[GOAL] The records that follow are to be repeated exactly, with the pictures removed.
==============================
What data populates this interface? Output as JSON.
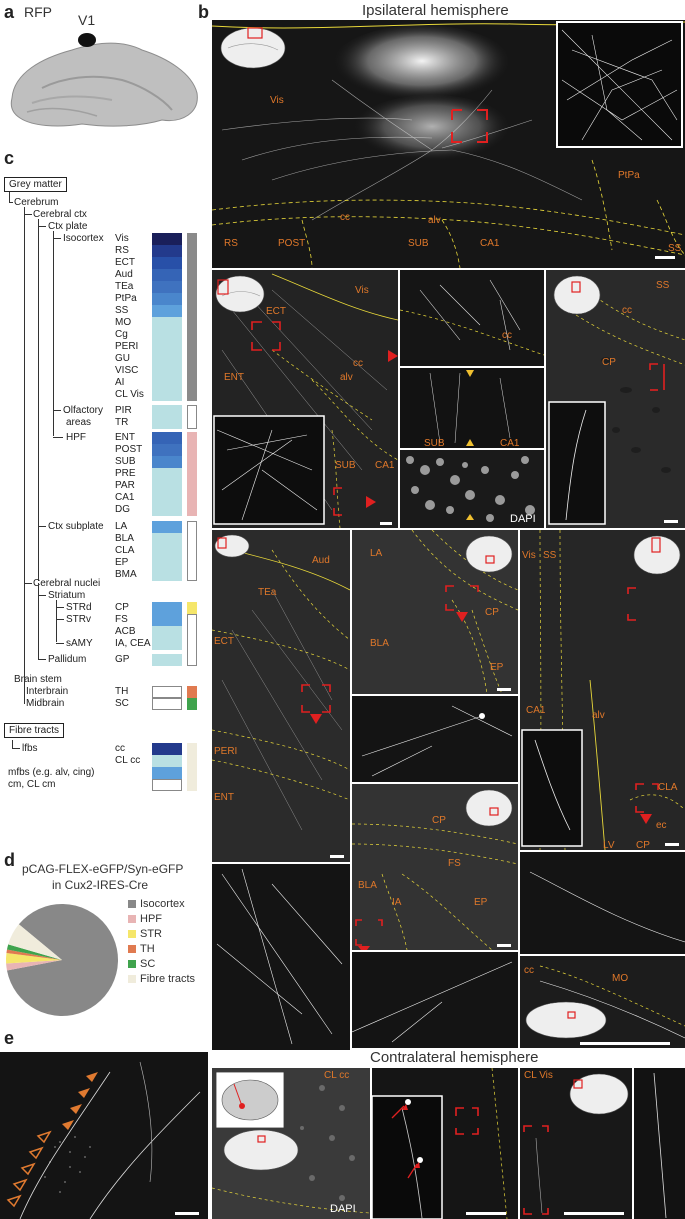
{
  "panel_labels": {
    "a": "a",
    "b": "b",
    "c": "c",
    "d": "d",
    "e": "e"
  },
  "panel_a": {
    "rfp": "RFP",
    "v1": "V1"
  },
  "panel_b": {
    "ipsi_title": "Ipsilateral hemisphere",
    "contra_title": "Contralateral hemisphere",
    "top_labels": [
      "Vis",
      "PtPa",
      "cc",
      "alv",
      "RS",
      "POST",
      "SUB",
      "CA1",
      "SS"
    ],
    "row2_labels": {
      "vis": "Vis",
      "ect": "ECT",
      "ent": "ENT",
      "cc": "cc",
      "alv": "alv",
      "sub": "SUB",
      "ca1": "CA1",
      "cc2": "cc",
      "sub2": "SUB",
      "ca1b": "CA1",
      "dapi": "DAPI",
      "ss": "SS",
      "cc3": "cc",
      "cp": "CP"
    },
    "row3_labels": {
      "aud": "Aud",
      "tea": "TEa",
      "ect": "ECT",
      "peri": "PERI",
      "ent": "ENT",
      "la": "LA",
      "cp": "CP",
      "bla": "BLA",
      "ep": "EP",
      "vis": "Vis",
      "ss": "SS",
      "ca1": "CA1",
      "alv": "alv",
      "cla": "CLA",
      "lv": "LV",
      "ec": "ec",
      "cp2": "CP"
    },
    "row4_labels": {
      "cp": "CP",
      "fs": "FS",
      "bla": "BLA",
      "ia": "IA",
      "ep": "EP",
      "cc": "cc",
      "mo": "MO"
    },
    "contra_labels": {
      "clcc": "CL cc",
      "clvis": "CL Vis",
      "dapi": "DAPI"
    }
  },
  "panel_c": {
    "grey_matter": "Grey matter",
    "cerebrum": "Cerebrum",
    "cerebral_ctx": "Cerebral ctx",
    "ctx_plate": "Ctx plate",
    "isocortex": "Isocortex",
    "olfactory": "Olfactory",
    "areas": "areas",
    "hpf": "HPF",
    "ctx_subplate": "Ctx subplate",
    "cerebral_nuclei": "Cerebral nuclei",
    "striatum": "Striatum",
    "strd": "STRd",
    "strv": "STRv",
    "samy": "sAMY",
    "pallidum": "Pallidum",
    "brain_stem": "Brain stem",
    "interbrain": "Interbrain",
    "midbrain": "Midbrain",
    "fibre_tracts": "Fibre tracts",
    "lfbs": "lfbs",
    "mfbs": "mfbs (e.g. alv, cing)",
    "cm": "cm, CL cm",
    "rows": [
      {
        "label": "Vis",
        "color": "#1a1f5a"
      },
      {
        "label": "RS",
        "color": "#233a8c"
      },
      {
        "label": "ECT",
        "color": "#2850a8"
      },
      {
        "label": "Aud",
        "color": "#3564b6"
      },
      {
        "label": "TEa",
        "color": "#3f72bf"
      },
      {
        "label": "PtPa",
        "color": "#4a86cc"
      },
      {
        "label": "SS",
        "color": "#5ea1dc"
      },
      {
        "label": "MO",
        "color": "#b9e0e3"
      },
      {
        "label": "Cg",
        "color": "#b9e0e3"
      },
      {
        "label": "PERI",
        "color": "#b9e0e3"
      },
      {
        "label": "GU",
        "color": "#b9e0e3"
      },
      {
        "label": "VISC",
        "color": "#b9e0e3"
      },
      {
        "label": "AI",
        "color": "#b9e0e3"
      },
      {
        "label": "CL Vis",
        "color": "#b9e0e3"
      },
      {
        "label": "PIR",
        "color": "#b9e0e3"
      },
      {
        "label": "TR",
        "color": "#b9e0e3"
      },
      {
        "label": "ENT",
        "color": "#3564b6"
      },
      {
        "label": "POST",
        "color": "#3f72bf"
      },
      {
        "label": "SUB",
        "color": "#4a86cc"
      },
      {
        "label": "PRE",
        "color": "#b9e0e3"
      },
      {
        "label": "PAR",
        "color": "#b9e0e3"
      },
      {
        "label": "CA1",
        "color": "#b9e0e3"
      },
      {
        "label": "DG",
        "color": "#b9e0e3"
      },
      {
        "label": "LA",
        "color": "#5ea1dc"
      },
      {
        "label": "BLA",
        "color": "#b9e0e3"
      },
      {
        "label": "CLA",
        "color": "#b9e0e3"
      },
      {
        "label": "EP",
        "color": "#b9e0e3"
      },
      {
        "label": "BMA",
        "color": "#b9e0e3"
      },
      {
        "label": "CP",
        "color": "#5ea1dc"
      },
      {
        "label": "FS",
        "color": "#5ea1dc"
      },
      {
        "label": "ACB",
        "color": "#b9e0e3"
      },
      {
        "label": "IA, CEA",
        "color": "#b9e0e3"
      },
      {
        "label": "GP",
        "color": "#b9e0e3"
      },
      {
        "label": "TH",
        "color": "#ffffff"
      },
      {
        "label": "SC",
        "color": "#ffffff"
      },
      {
        "label": "cc",
        "color": "#233a8c"
      },
      {
        "label": "CL cc",
        "color": "#b9e0e3"
      },
      {
        "label": "",
        "color": "#5ea1dc"
      },
      {
        "label": "",
        "color": "#ffffff"
      }
    ],
    "side_colors": {
      "isocortex": "#8a8a8a",
      "hpf": "#e8b4b4",
      "str": "#f5e66a",
      "th": "#e07a50",
      "sc": "#3fa34d",
      "fibre": "#f0ecdc"
    }
  },
  "panel_d": {
    "title1": "pCAG-FLEX-eGFP/Syn-eGFP",
    "title2": "in Cux2-IRES-Cre",
    "legend": [
      {
        "label": "Isocortex",
        "color": "#888888"
      },
      {
        "label": "HPF",
        "color": "#e8b4b4"
      },
      {
        "label": "STR",
        "color": "#f5e66a"
      },
      {
        "label": "TH",
        "color": "#e07a50"
      },
      {
        "label": "SC",
        "color": "#3fa34d"
      },
      {
        "label": "Fibre tracts",
        "color": "#f0ecdc"
      }
    ]
  },
  "chart_data": {
    "type": "pie",
    "categories": [
      "Isocortex",
      "HPF",
      "STR",
      "TH",
      "SC",
      "Fibre tracts"
    ],
    "values": [
      86,
      2,
      3,
      1,
      1.5,
      6.5
    ],
    "colors": [
      "#888888",
      "#e8b4b4",
      "#f5e66a",
      "#e07a50",
      "#3fa34d",
      "#f0ecdc"
    ]
  }
}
==============================
[ANSWER FOR THIS EXERCISE]
What data populates this interface? Output as JSON.
{
  "panel_labels": {
    "a": "a",
    "b": "b",
    "c": "c",
    "d": "d",
    "e": "e"
  },
  "panel_a": {
    "rfp": "RFP",
    "v1": "V1"
  },
  "panel_b": {
    "ipsi_title": "Ipsilateral hemisphere",
    "contra_title": "Contralateral hemisphere",
    "top_labels": [
      "Vis",
      "PtPa",
      "cc",
      "alv",
      "RS",
      "POST",
      "SUB",
      "CA1",
      "SS"
    ],
    "row2_labels": {
      "vis": "Vis",
      "ect": "ECT",
      "ent": "ENT",
      "cc": "cc",
      "alv": "alv",
      "sub": "SUB",
      "ca1": "CA1",
      "cc2": "cc",
      "sub2": "SUB",
      "ca1b": "CA1",
      "dapi": "DAPI",
      "ss": "SS",
      "cc3": "cc",
      "cp": "CP"
    },
    "row3_labels": {
      "aud": "Aud",
      "tea": "TEa",
      "ect": "ECT",
      "peri": "PERI",
      "ent": "ENT",
      "la": "LA",
      "cp": "CP",
      "bla": "BLA",
      "ep": "EP",
      "vis": "Vis",
      "ss": "SS",
      "ca1": "CA1",
      "alv": "alv",
      "cla": "CLA",
      "lv": "LV",
      "ec": "ec",
      "cp2": "CP"
    },
    "row4_labels": {
      "cp": "CP",
      "fs": "FS",
      "bla": "BLA",
      "ia": "IA",
      "ep": "EP",
      "cc": "cc",
      "mo": "MO"
    },
    "contra_labels": {
      "clcc": "CL cc",
      "clvis": "CL Vis",
      "dapi": "DAPI"
    }
  },
  "panel_c": {
    "grey_matter": "Grey matter",
    "cerebrum": "Cerebrum",
    "cerebral_ctx": "Cerebral ctx",
    "ctx_plate": "Ctx plate",
    "isocortex": "Isocortex",
    "olfactory": "Olfactory",
    "areas": "areas",
    "hpf": "HPF",
    "ctx_subplate": "Ctx subplate",
    "cerebral_nuclei": "Cerebral nuclei",
    "striatum": "Striatum",
    "strd": "STRd",
    "strv": "STRv",
    "samy": "sAMY",
    "pallidum": "Pallidum",
    "brain_stem": "Brain stem",
    "interbrain": "Interbrain",
    "midbrain": "Midbrain",
    "fibre_tracts": "Fibre tracts",
    "lfbs": "lfbs",
    "mfbs": "mfbs (e.g. alv, cing)",
    "cm": "cm, CL cm",
    "rows": [
      {
        "label": "Vis",
        "color": "#1a1f5a"
      },
      {
        "label": "RS",
        "color": "#233a8c"
      },
      {
        "label": "ECT",
        "color": "#2850a8"
      },
      {
        "label": "Aud",
        "color": "#3564b6"
      },
      {
        "label": "TEa",
        "color": "#3f72bf"
      },
      {
        "label": "PtPa",
        "color": "#4a86cc"
      },
      {
        "label": "SS",
        "color": "#5ea1dc"
      },
      {
        "label": "MO",
        "color": "#b9e0e3"
      },
      {
        "label": "Cg",
        "color": "#b9e0e3"
      },
      {
        "label": "PERI",
        "color": "#b9e0e3"
      },
      {
        "label": "GU",
        "color": "#b9e0e3"
      },
      {
        "label": "VISC",
        "color": "#b9e0e3"
      },
      {
        "label": "AI",
        "color": "#b9e0e3"
      },
      {
        "label": "CL Vis",
        "color": "#b9e0e3"
      },
      {
        "label": "PIR",
        "color": "#b9e0e3"
      },
      {
        "label": "TR",
        "color": "#b9e0e3"
      },
      {
        "label": "ENT",
        "color": "#3564b6"
      },
      {
        "label": "POST",
        "color": "#3f72bf"
      },
      {
        "label": "SUB",
        "color": "#4a86cc"
      },
      {
        "label": "PRE",
        "color": "#b9e0e3"
      },
      {
        "label": "PAR",
        "color": "#b9e0e3"
      },
      {
        "label": "CA1",
        "color": "#b9e0e3"
      },
      {
        "label": "DG",
        "color": "#b9e0e3"
      },
      {
        "label": "LA",
        "color": "#5ea1dc"
      },
      {
        "label": "BLA",
        "color": "#b9e0e3"
      },
      {
        "label": "CLA",
        "color": "#b9e0e3"
      },
      {
        "label": "EP",
        "color": "#b9e0e3"
      },
      {
        "label": "BMA",
        "color": "#b9e0e3"
      },
      {
        "label": "CP",
        "color": "#5ea1dc"
      },
      {
        "label": "FS",
        "color": "#5ea1dc"
      },
      {
        "label": "ACB",
        "color": "#b9e0e3"
      },
      {
        "label": "IA, CEA",
        "color": "#b9e0e3"
      },
      {
        "label": "GP",
        "color": "#b9e0e3"
      },
      {
        "label": "TH",
        "color": "#ffffff"
      },
      {
        "label": "SC",
        "color": "#ffffff"
      },
      {
        "label": "cc",
        "color": "#233a8c"
      },
      {
        "label": "CL cc",
        "color": "#b9e0e3"
      },
      {
        "label": "",
        "color": "#5ea1dc"
      },
      {
        "label": "",
        "color": "#ffffff"
      }
    ],
    "side_colors": {
      "isocortex": "#8a8a8a",
      "hpf": "#e8b4b4",
      "str": "#f5e66a",
      "th": "#e07a50",
      "sc": "#3fa34d",
      "fibre": "#f0ecdc"
    }
  },
  "panel_d": {
    "title1": "pCAG-FLEX-eGFP/Syn-eGFP",
    "title2": "in Cux2-IRES-Cre",
    "legend": [
      {
        "label": "Isocortex",
        "color": "#888888"
      },
      {
        "label": "HPF",
        "color": "#e8b4b4"
      },
      {
        "label": "STR",
        "color": "#f5e66a"
      },
      {
        "label": "TH",
        "color": "#e07a50"
      },
      {
        "label": "SC",
        "color": "#3fa34d"
      },
      {
        "label": "Fibre tracts",
        "color": "#f0ecdc"
      }
    ]
  },
  "chart_data": {
    "type": "pie",
    "categories": [
      "Isocortex",
      "HPF",
      "STR",
      "TH",
      "SC",
      "Fibre tracts"
    ],
    "values": [
      86,
      2,
      3,
      1,
      1.5,
      6.5
    ],
    "colors": [
      "#888888",
      "#e8b4b4",
      "#f5e66a",
      "#e07a50",
      "#3fa34d",
      "#f0ecdc"
    ]
  }
}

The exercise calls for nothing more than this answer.